Your instructions = Copy the records that follow exactly as written, but not their pictures.

Excerpted records =

>> BEGIN

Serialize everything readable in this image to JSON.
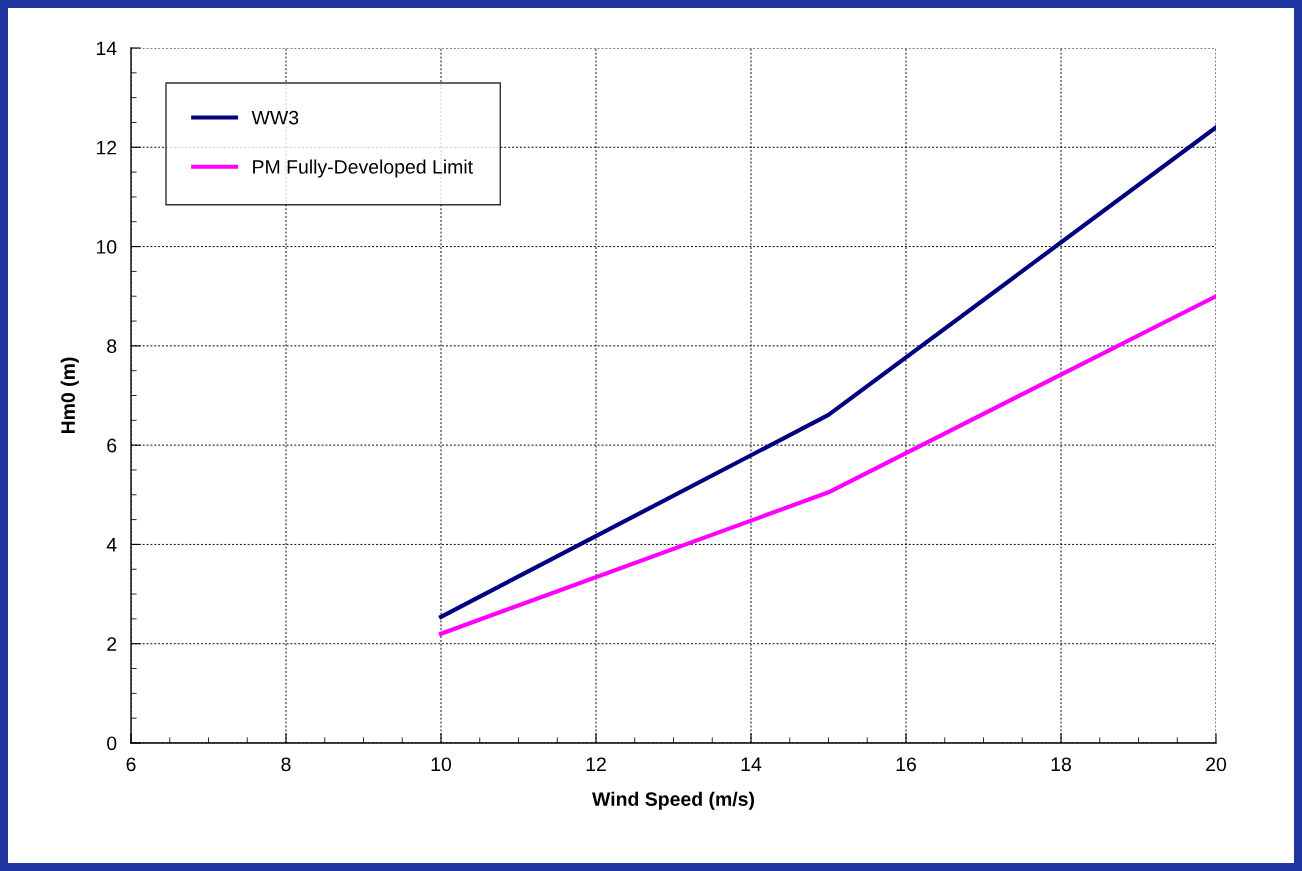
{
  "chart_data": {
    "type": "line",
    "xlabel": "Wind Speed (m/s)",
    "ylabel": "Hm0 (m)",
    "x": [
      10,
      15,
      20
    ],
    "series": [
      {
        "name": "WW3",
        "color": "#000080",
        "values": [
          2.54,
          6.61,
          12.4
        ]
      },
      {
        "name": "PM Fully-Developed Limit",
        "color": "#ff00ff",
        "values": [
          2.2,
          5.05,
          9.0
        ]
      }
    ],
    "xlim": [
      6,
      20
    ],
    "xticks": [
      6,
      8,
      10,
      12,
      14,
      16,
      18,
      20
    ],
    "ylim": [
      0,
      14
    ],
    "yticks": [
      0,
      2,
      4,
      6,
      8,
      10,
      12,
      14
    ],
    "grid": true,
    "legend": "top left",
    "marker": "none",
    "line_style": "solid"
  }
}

>> END

Answer to this task =
Serialize everything readable in this image to JSON.
{
  "chart_data": {
    "type": "line",
    "xlabel": "Wind Speed (m/s)",
    "ylabel": "Hm0 (m)",
    "x": [
      10,
      15,
      20
    ],
    "series": [
      {
        "name": "WW3",
        "color": "#000080",
        "values": [
          2.54,
          6.61,
          12.4
        ]
      },
      {
        "name": "PM Fully-Developed Limit",
        "color": "#ff00ff",
        "values": [
          2.2,
          5.05,
          9.0
        ]
      }
    ],
    "xlim": [
      6,
      20
    ],
    "xticks": [
      6,
      8,
      10,
      12,
      14,
      16,
      18,
      20
    ],
    "ylim": [
      0,
      14
    ],
    "yticks": [
      0,
      2,
      4,
      6,
      8,
      10,
      12,
      14
    ],
    "grid": true,
    "legend": "top left",
    "marker": "none",
    "line_style": "solid"
  }
}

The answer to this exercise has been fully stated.